### THE RECORDS
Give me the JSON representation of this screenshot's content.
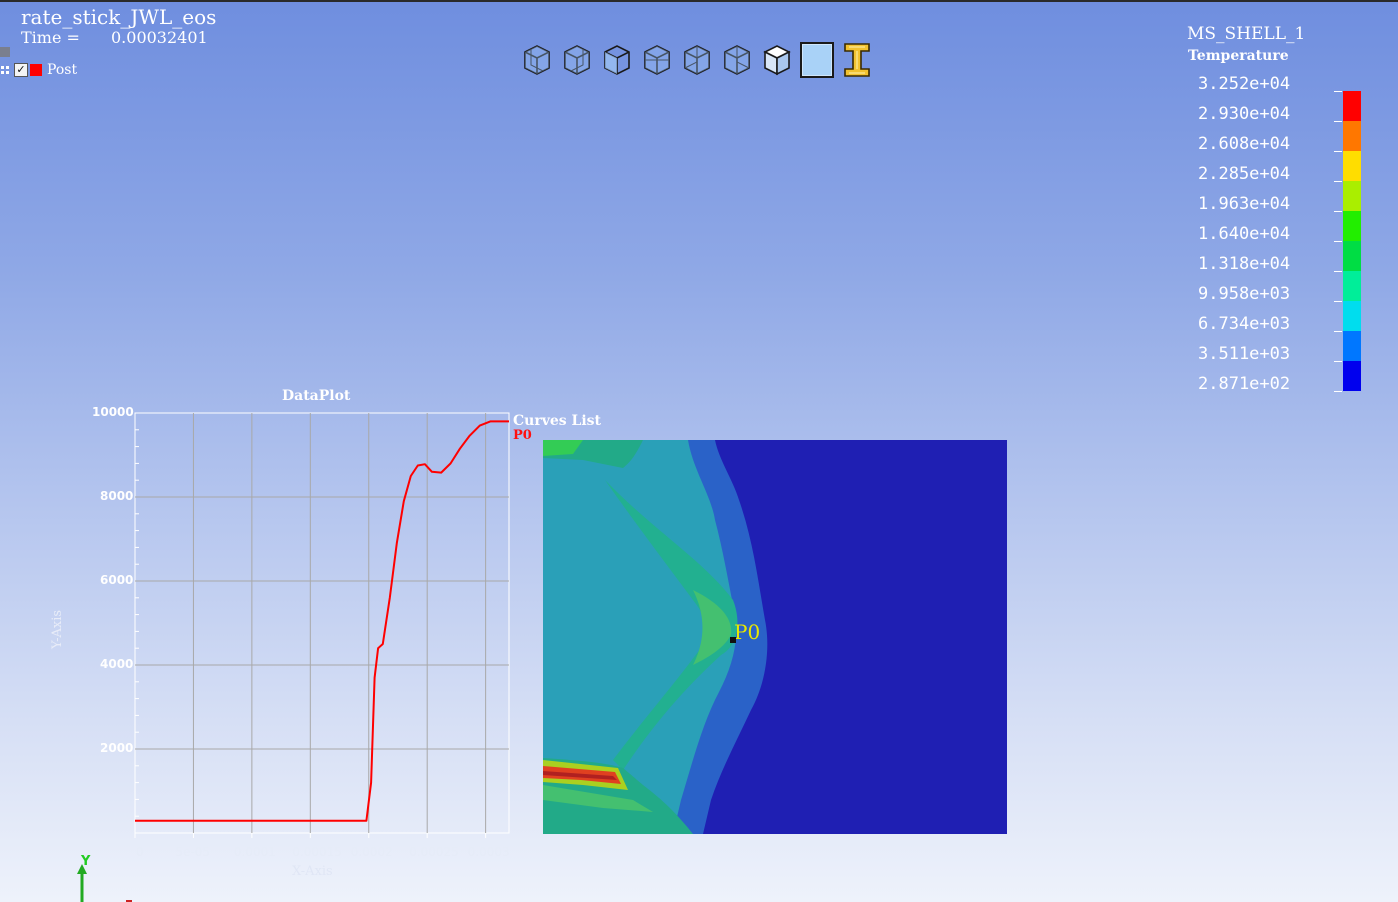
{
  "header": {
    "title": "rate_stick_JWL_eos",
    "time_label": "Time =",
    "time_value": "0.00032401"
  },
  "tree": {
    "post_label": "Post",
    "post_checked": true,
    "post_color": "#ff0000"
  },
  "toolbar": {
    "buttons": [
      {
        "name": "view-front-icon"
      },
      {
        "name": "view-back-icon"
      },
      {
        "name": "view-left-icon"
      },
      {
        "name": "view-right-icon"
      },
      {
        "name": "view-top-icon"
      },
      {
        "name": "view-bottom-icon"
      },
      {
        "name": "view-iso-icon"
      },
      {
        "name": "view-fit-icon"
      },
      {
        "name": "section-beam-icon"
      }
    ]
  },
  "legend": {
    "part_name": "MS_SHELL_1",
    "variable": "Temperature",
    "labels": [
      "3.252e+04",
      "2.930e+04",
      "2.608e+04",
      "2.285e+04",
      "1.963e+04",
      "1.640e+04",
      "1.318e+04",
      "9.958e+03",
      "6.734e+03",
      "3.511e+03",
      "2.871e+02"
    ],
    "colors": [
      "#ff0000",
      "#ff7700",
      "#ffdd00",
      "#aaee00",
      "#22ee00",
      "#00dd44",
      "#00ee99",
      "#00ddee",
      "#0077ff",
      "#0000ee"
    ]
  },
  "plot": {
    "title": "DataPlot",
    "curves_title": "Curves List",
    "curve_name": "P0",
    "x_axis_label": "X-Axis",
    "y_axis_label": "Y-Axis"
  },
  "chart_data": {
    "type": "line",
    "title": "DataPlot",
    "xlabel": "X-Axis",
    "ylabel": "Y-Axis",
    "xlim": [
      0,
      0.00032
    ],
    "ylim": [
      0,
      10000
    ],
    "x_ticks": [
      "0",
      "5e-05",
      "0.0001",
      "0.00015",
      "0.0002",
      "0.00025",
      "0.0003"
    ],
    "y_ticks": [
      "10000",
      "8000",
      "6000",
      "4000",
      "2000"
    ],
    "grid": true,
    "legend": "right",
    "series": [
      {
        "name": "P0",
        "color": "#ff0000",
        "x": [
          0,
          5e-05,
          0.0001,
          0.00015,
          0.000198,
          0.000202,
          0.000205,
          0.000208,
          0.000212,
          0.000218,
          0.000224,
          0.00023,
          0.000236,
          0.000242,
          0.000248,
          0.000254,
          0.000262,
          0.00027,
          0.000278,
          0.000286,
          0.000295,
          0.000304,
          0.00031,
          0.00032
        ],
        "y": [
          290,
          290,
          290,
          290,
          290,
          1200,
          3700,
          4400,
          4500,
          5600,
          6900,
          7900,
          8500,
          8750,
          8780,
          8600,
          8580,
          8800,
          9150,
          9450,
          9700,
          9800,
          9800,
          9800
        ]
      }
    ]
  },
  "probe": {
    "label": "P0"
  },
  "triad": {
    "y_label": "Y"
  }
}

### EXERCISE REQUIREMENTS
List all lines in the material containing the string "Axis".

### SOLUTION TO THE PROBLEM
    "x_axis_label": "X-Axis",
    "y_axis_label": "Y-Axis"
    "xlabel": "X-Axis",
    "ylabel": "Y-Axis",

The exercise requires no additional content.